— Start of RECORDS —

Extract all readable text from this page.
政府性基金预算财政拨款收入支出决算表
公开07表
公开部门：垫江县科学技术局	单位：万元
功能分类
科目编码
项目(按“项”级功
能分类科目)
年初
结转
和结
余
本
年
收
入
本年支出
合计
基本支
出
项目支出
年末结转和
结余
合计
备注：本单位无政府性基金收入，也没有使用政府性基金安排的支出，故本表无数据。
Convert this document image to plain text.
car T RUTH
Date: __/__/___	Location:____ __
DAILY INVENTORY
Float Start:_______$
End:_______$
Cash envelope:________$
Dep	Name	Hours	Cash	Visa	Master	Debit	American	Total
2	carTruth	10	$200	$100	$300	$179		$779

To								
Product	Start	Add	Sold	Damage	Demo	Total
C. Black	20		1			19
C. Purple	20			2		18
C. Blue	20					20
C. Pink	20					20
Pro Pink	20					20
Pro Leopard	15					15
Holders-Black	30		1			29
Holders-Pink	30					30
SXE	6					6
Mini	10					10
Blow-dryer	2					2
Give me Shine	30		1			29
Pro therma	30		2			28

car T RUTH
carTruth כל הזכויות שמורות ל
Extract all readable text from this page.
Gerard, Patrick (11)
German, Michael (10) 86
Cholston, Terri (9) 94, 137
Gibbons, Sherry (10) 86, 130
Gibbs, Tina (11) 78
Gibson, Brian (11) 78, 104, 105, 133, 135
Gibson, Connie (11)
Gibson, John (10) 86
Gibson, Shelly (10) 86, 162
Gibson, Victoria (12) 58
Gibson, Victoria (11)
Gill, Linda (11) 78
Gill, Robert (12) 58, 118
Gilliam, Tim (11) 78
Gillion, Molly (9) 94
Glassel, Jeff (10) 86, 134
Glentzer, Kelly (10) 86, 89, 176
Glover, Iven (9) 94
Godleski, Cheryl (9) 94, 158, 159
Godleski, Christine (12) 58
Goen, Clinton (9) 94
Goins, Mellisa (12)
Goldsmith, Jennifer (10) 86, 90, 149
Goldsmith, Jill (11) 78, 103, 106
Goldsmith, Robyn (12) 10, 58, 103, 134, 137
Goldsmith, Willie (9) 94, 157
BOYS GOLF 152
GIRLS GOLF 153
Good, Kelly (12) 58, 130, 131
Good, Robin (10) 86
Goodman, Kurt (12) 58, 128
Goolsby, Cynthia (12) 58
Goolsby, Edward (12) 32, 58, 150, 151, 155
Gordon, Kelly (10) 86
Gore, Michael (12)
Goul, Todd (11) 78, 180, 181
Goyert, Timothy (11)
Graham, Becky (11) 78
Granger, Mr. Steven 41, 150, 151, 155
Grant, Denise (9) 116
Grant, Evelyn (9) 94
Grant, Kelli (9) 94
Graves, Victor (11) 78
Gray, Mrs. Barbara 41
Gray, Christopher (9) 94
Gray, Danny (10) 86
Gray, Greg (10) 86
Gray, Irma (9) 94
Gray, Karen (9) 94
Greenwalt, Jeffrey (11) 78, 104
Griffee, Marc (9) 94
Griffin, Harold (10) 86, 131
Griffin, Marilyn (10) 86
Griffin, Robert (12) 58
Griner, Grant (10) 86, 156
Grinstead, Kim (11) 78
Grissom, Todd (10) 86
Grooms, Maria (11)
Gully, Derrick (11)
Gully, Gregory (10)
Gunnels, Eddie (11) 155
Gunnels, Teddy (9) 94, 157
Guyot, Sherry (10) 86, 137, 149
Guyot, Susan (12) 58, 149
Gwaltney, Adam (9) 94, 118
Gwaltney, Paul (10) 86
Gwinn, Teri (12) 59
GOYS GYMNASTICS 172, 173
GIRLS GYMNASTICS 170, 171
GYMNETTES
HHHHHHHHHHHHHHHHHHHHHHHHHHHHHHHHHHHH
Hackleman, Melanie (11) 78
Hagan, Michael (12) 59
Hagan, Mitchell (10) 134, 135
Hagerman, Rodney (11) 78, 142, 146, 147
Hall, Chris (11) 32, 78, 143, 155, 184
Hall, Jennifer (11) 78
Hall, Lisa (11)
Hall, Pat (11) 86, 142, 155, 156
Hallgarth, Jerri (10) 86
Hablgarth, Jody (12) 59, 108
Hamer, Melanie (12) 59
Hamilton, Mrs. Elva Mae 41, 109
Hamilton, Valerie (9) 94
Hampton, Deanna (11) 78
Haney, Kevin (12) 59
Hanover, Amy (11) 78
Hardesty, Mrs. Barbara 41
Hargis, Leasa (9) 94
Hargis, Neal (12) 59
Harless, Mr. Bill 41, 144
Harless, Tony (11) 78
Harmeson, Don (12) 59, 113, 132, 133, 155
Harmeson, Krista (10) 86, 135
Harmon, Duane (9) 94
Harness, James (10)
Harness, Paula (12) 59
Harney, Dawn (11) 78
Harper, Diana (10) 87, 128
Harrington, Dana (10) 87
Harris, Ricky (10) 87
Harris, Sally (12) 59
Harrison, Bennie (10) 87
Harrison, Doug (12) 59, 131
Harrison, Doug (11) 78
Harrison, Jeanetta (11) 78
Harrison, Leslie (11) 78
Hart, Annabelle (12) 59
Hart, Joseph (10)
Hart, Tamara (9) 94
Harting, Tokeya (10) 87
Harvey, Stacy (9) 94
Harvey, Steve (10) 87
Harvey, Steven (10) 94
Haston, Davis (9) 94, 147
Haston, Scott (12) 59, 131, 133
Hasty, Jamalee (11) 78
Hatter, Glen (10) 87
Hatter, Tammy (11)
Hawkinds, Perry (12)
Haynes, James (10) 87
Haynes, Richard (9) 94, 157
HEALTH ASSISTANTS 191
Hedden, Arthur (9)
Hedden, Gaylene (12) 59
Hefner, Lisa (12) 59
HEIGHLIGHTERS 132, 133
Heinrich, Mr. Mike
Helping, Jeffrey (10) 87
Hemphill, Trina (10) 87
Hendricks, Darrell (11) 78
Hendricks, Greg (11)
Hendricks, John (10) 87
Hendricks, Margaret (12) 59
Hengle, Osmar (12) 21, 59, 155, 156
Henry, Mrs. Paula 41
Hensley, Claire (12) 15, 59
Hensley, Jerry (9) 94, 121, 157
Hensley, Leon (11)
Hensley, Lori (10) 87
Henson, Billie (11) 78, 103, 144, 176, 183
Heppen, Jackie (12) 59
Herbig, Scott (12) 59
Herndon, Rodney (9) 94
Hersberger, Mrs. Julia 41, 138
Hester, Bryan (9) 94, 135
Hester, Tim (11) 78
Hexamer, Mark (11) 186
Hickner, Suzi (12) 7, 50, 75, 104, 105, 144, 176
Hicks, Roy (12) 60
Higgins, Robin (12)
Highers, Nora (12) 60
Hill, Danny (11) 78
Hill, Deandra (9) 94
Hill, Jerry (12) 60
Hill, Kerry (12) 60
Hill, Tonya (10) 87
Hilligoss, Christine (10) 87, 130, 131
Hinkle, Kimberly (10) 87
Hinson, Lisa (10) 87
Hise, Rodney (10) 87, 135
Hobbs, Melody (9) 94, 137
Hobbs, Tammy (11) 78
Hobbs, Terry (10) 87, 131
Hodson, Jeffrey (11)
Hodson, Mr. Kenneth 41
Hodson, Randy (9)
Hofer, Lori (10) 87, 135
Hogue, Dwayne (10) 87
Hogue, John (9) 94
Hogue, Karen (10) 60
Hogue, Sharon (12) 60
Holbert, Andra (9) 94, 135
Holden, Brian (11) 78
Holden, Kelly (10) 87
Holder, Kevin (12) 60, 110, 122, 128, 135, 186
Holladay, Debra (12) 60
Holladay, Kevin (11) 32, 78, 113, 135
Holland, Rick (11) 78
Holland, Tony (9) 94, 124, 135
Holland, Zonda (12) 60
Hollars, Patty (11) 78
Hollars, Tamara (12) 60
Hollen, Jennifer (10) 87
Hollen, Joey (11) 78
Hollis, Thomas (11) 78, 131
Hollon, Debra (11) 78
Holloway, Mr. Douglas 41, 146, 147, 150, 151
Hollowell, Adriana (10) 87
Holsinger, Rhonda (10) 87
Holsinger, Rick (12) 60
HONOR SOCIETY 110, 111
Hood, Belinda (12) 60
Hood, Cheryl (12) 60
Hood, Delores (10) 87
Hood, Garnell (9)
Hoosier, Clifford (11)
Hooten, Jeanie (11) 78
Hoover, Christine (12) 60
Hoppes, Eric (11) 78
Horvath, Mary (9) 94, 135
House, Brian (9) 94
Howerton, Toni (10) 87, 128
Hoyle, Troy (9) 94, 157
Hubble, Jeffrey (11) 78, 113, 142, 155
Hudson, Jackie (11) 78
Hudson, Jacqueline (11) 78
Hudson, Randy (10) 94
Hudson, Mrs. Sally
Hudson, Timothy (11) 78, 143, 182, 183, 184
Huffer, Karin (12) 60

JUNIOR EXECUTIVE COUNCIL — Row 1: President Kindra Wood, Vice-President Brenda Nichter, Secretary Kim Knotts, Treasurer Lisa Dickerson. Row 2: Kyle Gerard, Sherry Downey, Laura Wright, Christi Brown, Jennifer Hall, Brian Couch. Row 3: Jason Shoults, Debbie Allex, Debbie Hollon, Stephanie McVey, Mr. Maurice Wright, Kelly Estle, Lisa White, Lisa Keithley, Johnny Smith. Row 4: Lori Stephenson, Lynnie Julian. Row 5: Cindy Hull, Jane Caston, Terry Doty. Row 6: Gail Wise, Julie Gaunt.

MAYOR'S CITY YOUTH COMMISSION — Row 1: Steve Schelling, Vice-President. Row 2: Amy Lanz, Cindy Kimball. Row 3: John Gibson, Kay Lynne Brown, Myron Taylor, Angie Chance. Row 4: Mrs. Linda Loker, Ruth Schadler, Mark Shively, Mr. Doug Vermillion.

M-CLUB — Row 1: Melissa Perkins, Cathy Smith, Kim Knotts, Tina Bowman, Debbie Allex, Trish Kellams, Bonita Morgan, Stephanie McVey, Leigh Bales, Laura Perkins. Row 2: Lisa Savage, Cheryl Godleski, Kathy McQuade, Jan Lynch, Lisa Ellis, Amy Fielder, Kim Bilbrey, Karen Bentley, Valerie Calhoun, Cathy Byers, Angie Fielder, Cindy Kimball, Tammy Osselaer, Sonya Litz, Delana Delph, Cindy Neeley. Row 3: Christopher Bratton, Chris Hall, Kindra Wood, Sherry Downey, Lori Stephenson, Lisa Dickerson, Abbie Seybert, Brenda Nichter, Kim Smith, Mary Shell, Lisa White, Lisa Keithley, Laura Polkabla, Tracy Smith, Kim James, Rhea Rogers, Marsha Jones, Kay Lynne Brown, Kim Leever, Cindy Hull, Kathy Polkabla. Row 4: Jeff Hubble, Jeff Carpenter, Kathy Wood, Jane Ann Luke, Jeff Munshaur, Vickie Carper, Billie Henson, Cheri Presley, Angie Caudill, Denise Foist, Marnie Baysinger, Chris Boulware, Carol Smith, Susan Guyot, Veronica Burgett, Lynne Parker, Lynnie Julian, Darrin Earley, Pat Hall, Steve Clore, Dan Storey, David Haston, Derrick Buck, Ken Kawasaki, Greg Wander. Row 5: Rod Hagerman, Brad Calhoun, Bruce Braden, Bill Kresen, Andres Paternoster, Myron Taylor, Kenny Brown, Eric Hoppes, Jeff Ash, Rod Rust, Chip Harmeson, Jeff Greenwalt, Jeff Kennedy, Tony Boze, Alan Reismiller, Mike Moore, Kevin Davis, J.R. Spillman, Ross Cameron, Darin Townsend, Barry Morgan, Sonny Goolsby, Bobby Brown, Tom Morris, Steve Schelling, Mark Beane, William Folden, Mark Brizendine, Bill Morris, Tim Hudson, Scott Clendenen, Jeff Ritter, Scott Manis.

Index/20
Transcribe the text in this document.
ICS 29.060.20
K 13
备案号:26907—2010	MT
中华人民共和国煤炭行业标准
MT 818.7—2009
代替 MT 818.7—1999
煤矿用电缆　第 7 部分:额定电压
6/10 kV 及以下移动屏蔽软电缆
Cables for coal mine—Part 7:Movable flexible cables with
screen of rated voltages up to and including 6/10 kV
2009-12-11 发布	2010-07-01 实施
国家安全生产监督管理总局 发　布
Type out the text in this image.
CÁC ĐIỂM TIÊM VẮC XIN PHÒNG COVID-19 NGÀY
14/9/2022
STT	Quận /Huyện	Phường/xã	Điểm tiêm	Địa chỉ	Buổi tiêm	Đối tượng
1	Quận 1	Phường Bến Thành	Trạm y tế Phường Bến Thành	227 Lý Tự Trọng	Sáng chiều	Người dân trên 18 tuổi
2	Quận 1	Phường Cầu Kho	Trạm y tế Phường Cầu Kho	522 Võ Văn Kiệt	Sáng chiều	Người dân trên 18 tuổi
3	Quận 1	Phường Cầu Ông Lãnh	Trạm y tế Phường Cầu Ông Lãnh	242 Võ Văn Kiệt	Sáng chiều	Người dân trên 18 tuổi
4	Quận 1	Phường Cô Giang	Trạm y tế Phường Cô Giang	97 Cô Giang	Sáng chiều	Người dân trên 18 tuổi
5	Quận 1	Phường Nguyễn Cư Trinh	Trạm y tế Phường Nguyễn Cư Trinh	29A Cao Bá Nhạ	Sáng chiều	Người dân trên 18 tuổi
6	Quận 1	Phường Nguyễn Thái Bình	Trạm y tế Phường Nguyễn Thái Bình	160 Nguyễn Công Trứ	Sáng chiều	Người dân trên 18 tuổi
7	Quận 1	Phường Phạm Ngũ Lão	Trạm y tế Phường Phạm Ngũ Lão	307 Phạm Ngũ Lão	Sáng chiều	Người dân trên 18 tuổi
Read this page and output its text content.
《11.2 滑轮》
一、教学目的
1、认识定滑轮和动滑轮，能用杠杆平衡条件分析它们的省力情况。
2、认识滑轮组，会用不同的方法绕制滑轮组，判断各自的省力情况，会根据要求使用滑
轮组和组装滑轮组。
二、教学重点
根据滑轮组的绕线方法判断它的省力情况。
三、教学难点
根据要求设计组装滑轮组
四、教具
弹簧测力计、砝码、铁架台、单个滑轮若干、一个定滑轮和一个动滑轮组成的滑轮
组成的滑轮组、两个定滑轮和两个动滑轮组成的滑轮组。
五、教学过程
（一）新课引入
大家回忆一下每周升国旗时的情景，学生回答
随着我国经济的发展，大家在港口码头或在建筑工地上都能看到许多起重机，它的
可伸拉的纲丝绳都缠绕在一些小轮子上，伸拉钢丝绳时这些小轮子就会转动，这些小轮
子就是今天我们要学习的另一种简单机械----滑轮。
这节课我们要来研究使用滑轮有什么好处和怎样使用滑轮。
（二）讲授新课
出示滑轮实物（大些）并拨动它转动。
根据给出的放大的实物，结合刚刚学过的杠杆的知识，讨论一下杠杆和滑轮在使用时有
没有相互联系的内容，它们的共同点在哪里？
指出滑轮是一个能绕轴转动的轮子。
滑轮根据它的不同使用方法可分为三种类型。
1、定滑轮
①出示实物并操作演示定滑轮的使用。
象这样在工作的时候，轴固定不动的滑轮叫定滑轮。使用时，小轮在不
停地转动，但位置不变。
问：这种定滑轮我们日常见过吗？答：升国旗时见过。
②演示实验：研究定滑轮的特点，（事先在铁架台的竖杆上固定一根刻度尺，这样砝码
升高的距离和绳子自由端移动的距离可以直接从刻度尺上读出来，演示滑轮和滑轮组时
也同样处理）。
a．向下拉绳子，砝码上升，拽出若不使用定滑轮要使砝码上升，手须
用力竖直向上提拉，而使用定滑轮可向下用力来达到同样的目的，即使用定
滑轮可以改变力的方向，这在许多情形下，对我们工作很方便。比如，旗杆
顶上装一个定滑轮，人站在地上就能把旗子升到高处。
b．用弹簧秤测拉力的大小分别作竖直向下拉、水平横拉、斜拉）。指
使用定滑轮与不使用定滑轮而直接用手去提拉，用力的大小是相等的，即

— End of RECORDS —

● **GIVEN EXERCISE**
Copy each line of the records above that carries the word "Hamilton".

● **SOLUTION TO THE EXERCISE**
Hamilton, Mrs. Elva Mae 41, 109
Hamilton, Valerie (9) 94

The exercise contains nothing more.